Excerpted data start

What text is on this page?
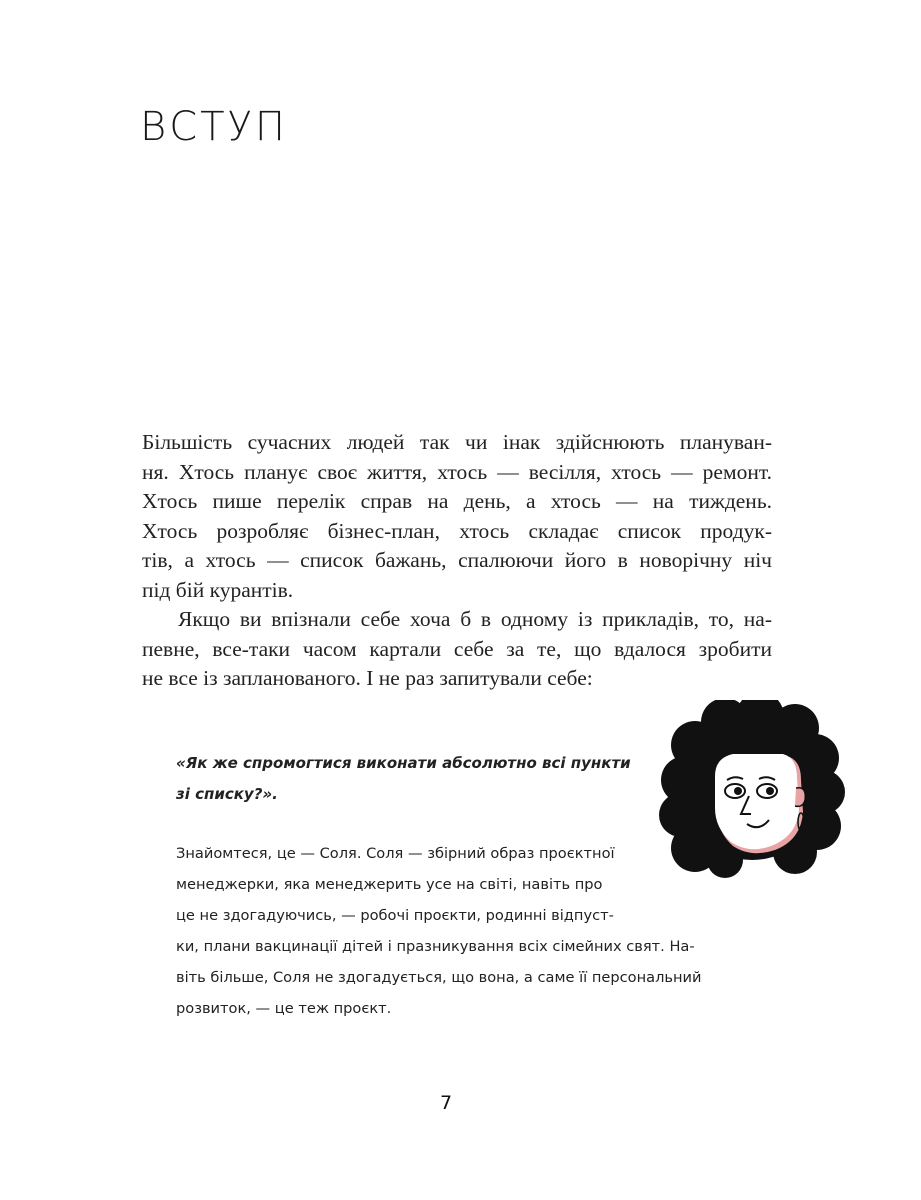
ВСТУП

Більшість сучасних людей так чи інак здійснюють плануван-
ня. Хтось планує своє життя, хтось — весілля, хтось — ремонт.
Хтось пише перелік справ на день, а хтось — на тиждень.
Хтось розробляє бізнес-план, хтось складає список продук-
тів, а хтось — список бажань, спалюючи його в новорічну ніч
під бій курантів.

Якщо ви впізнали себе хоча б в одному із прикладів, то, на-
певне, все-таки часом картали себе за те, що вдалося зробити
не все із запланованого. І не раз запитували себе:

«Як же спромогтися виконати абсолютно всі пункти
зі списку?».
Знайомтеся, це — Соля. Соля — збірний образ проєктної
менеджерки, яка менеджерить усе на світі, навіть про
це не здогадуючись, — робочі проєкти, родинні відпуст-
ки, плани вакцинації дітей і празникування всіх сімейних свят. На-
віть більше, Соля не здогадується, що вона, а саме її персональний
розвиток, — це теж проєкт.
7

Excerpted data end

Written instruction: Images in the data above are to be skipped. Retype all other material exactly.

Expected output:
What text is on this page?
ВСТУП

Більшість сучасних людей так чи інак здійснюють плануван-
ня. Хтось планує своє життя, хтось — весілля, хтось — ремонт.
Хтось пише перелік справ на день, а хтось — на тиждень.
Хтось розробляє бізнес-план, хтось складає список продук-
тів, а хтось — список бажань, спалюючи його в новорічну ніч
під бій курантів.

Якщо ви впізнали себе хоча б в одному із прикладів, то, на-
певне, все-таки часом картали себе за те, що вдалося зробити
не все із запланованого. І не раз запитували себе:

«Як же спромогтися виконати абсолютно всі пункти
зі списку?».
Знайомтеся, це — Соля. Соля — збірний образ проєктної
менеджерки, яка менеджерить усе на світі, навіть про
це не здогадуючись, — робочі проєкти, родинні відпуст-
ки, плани вакцинації дітей і празникування всіх сімейних свят. На-
віть більше, Соля не здогадується, що вона, а саме її персональний
розвиток, — це теж проєкт.
7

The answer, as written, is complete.